Work required ▸
Restate the data below word for word. Skip any images it contains.

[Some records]
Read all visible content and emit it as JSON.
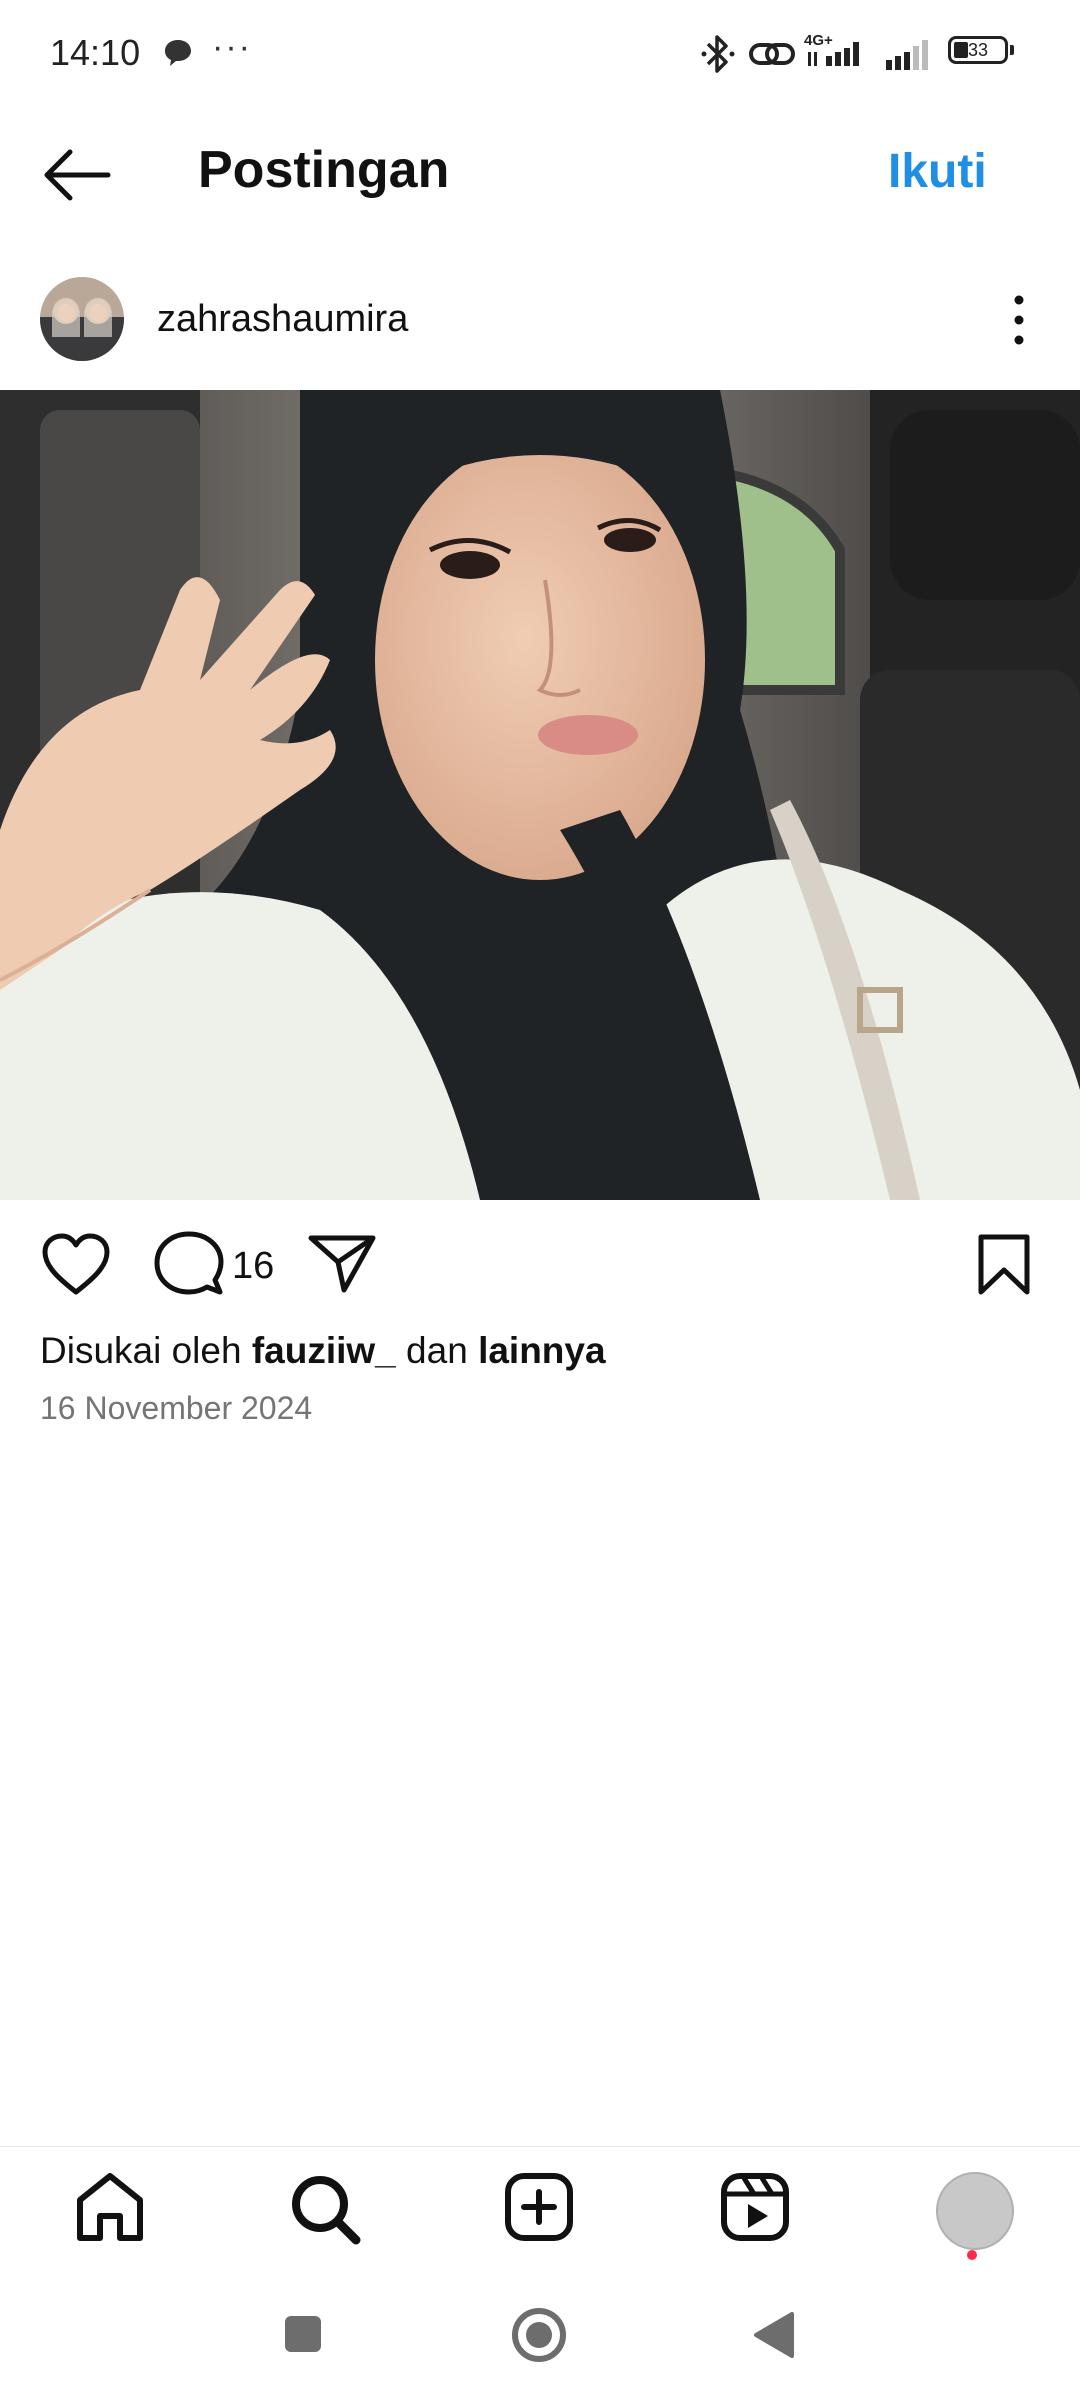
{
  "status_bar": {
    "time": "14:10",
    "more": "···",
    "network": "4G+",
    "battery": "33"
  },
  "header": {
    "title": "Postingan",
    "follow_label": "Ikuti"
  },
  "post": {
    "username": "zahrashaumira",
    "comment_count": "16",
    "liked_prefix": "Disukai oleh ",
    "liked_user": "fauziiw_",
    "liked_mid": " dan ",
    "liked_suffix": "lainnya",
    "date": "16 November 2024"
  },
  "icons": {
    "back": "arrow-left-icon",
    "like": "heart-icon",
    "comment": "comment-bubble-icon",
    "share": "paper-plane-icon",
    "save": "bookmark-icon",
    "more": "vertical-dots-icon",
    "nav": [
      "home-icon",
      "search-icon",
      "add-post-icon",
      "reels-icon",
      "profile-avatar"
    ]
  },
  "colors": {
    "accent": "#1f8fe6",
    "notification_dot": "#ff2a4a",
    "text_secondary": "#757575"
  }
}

In response ▸
Read all visible content and emit it as JSON.
{
  "status_bar": {
    "time": "14:10",
    "more": "···",
    "network": "4G+",
    "battery": "33"
  },
  "header": {
    "title": "Postingan",
    "follow_label": "Ikuti"
  },
  "post": {
    "username": "zahrashaumira",
    "comment_count": "16",
    "liked_prefix": "Disukai oleh ",
    "liked_user": "fauziiw_",
    "liked_mid": " dan ",
    "liked_suffix": "lainnya",
    "date": "16 November 2024"
  },
  "icons": {
    "back": "arrow-left-icon",
    "like": "heart-icon",
    "comment": "comment-bubble-icon",
    "share": "paper-plane-icon",
    "save": "bookmark-icon",
    "more": "vertical-dots-icon",
    "nav": [
      "home-icon",
      "search-icon",
      "add-post-icon",
      "reels-icon",
      "profile-avatar"
    ]
  },
  "colors": {
    "accent": "#1f8fe6",
    "notification_dot": "#ff2a4a",
    "text_secondary": "#757575"
  }
}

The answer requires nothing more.